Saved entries
--------------------------------

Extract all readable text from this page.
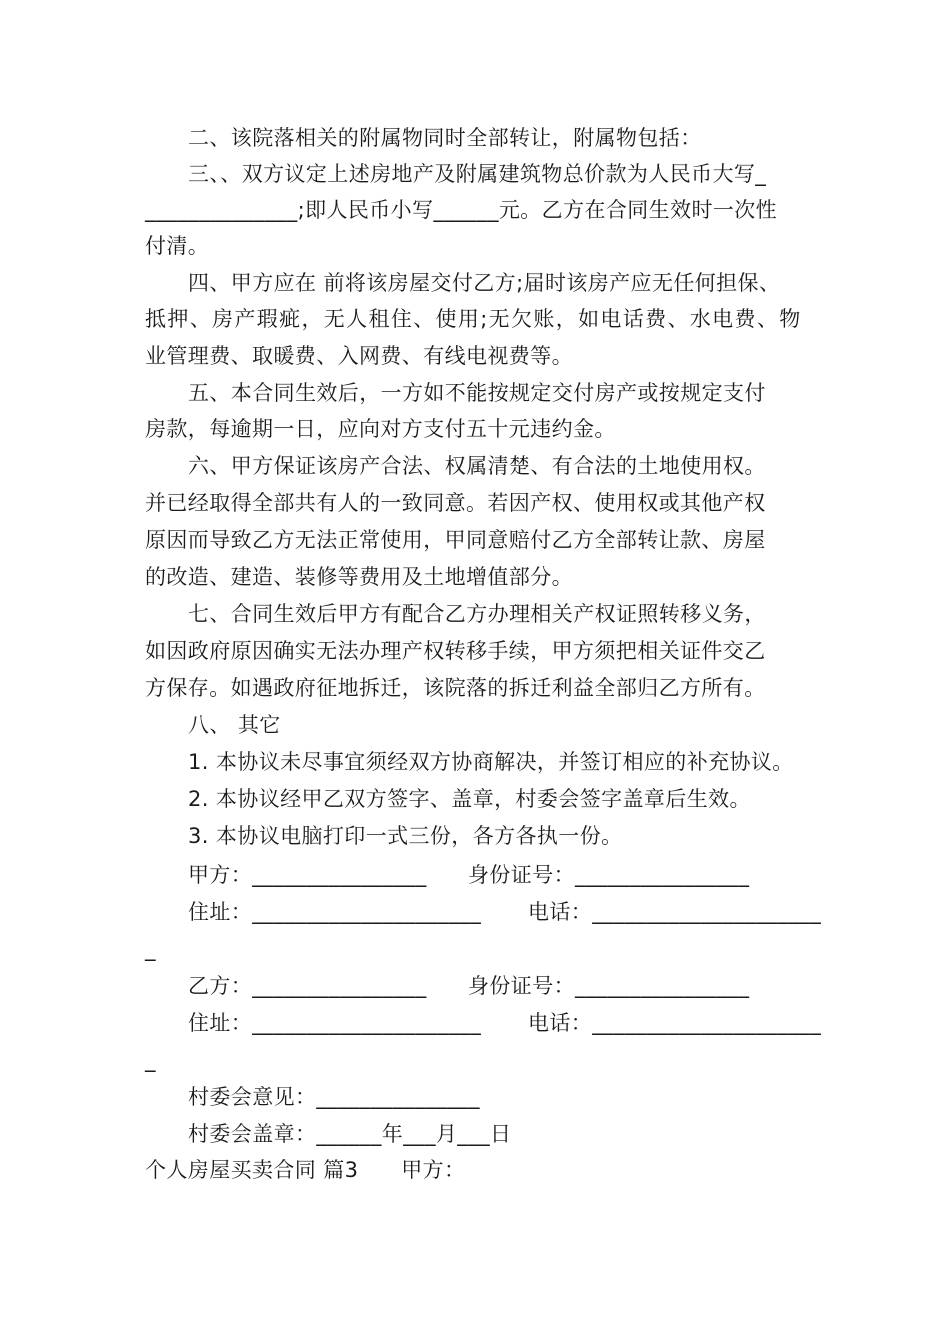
二、该院落相关的附属物同时全部转让，附属物包括：
三、、双方议定上述房地产及附属建筑物总价款为人民币大写_
______________;即人民币小写______元。乙方在合同生效时一次性
付清。
四、甲方应在 前将该房屋交付乙方;届时该房产应无任何担保、
抵押、房产瑕疵，无人租住、使用;无欠账，如电话费、水电费、物
业管理费、取暖费、入网费、有线电视费等。
五、本合同生效后，一方如不能按规定交付房产或按规定支付
房款，每逾期一日，应向对方支付五十元违约金。
六、甲方保证该房产合法、权属清楚、有合法的土地使用权。
并已经取得全部共有人的一致同意。若因产权、使用权或其他产权
原因而导致乙方无法正常使用，甲同意赔付乙方全部转让款、房屋
的改造、建造、装修等费用及土地增值部分。
七、合同生效后甲方有配合乙方办理相关产权证照转移义务，
如因政府原因确实无法办理产权转移手续，甲方须把相关证件交乙
方保存。如遇政府征地拆迁，该院落的拆迁利益全部归乙方所有。
八、 其它
1. 本协议未尽事宜须经双方协商解决，并签订相应的补充协议。
2. 本协议经甲乙双方签字、盖章，村委会签字盖章后生效。
3. 本协议电脑打印一式三份，各方各执一份。
甲方：________________ 身份证号：________________
住址：_____________________ 电话：_____________________
_
乙方：________________ 身份证号：________________
住址：_____________________ 电话：_____________________
_
村委会意见：_______________
村委会盖章：______年___月___日
个人房屋买卖合同 篇3　　甲方：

--------------------------------

◆ INSTRUCTIONS FOR THE TASK:
Leave out the pictures and transcribe everything else exactly.

◆ SOLUTION FOR THIS EXERCISE:
Extract all readable text from this page.
二、该院落相关的附属物同时全部转让，附属物包括：
三、、双方议定上述房地产及附属建筑物总价款为人民币大写_
______________;即人民币小写______元。乙方在合同生效时一次性
付清。
四、甲方应在 前将该房屋交付乙方;届时该房产应无任何担保、
抵押、房产瑕疵，无人租住、使用;无欠账，如电话费、水电费、物
业管理费、取暖费、入网费、有线电视费等。
五、本合同生效后，一方如不能按规定交付房产或按规定支付
房款，每逾期一日，应向对方支付五十元违约金。
六、甲方保证该房产合法、权属清楚、有合法的土地使用权。
并已经取得全部共有人的一致同意。若因产权、使用权或其他产权
原因而导致乙方无法正常使用，甲同意赔付乙方全部转让款、房屋
的改造、建造、装修等费用及土地增值部分。
七、合同生效后甲方有配合乙方办理相关产权证照转移义务，
如因政府原因确实无法办理产权转移手续，甲方须把相关证件交乙
方保存。如遇政府征地拆迁，该院落的拆迁利益全部归乙方所有。
八、 其它
1. 本协议未尽事宜须经双方协商解决，并签订相应的补充协议。
2. 本协议经甲乙双方签字、盖章，村委会签字盖章后生效。
3. 本协议电脑打印一式三份，各方各执一份。
甲方：________________ 身份证号：________________
住址：_____________________ 电话：_____________________
_
乙方：________________ 身份证号：________________
住址：_____________________ 电话：_____________________
_
村委会意见：_______________
村委会盖章：______年___月___日
个人房屋买卖合同 篇3　　甲方：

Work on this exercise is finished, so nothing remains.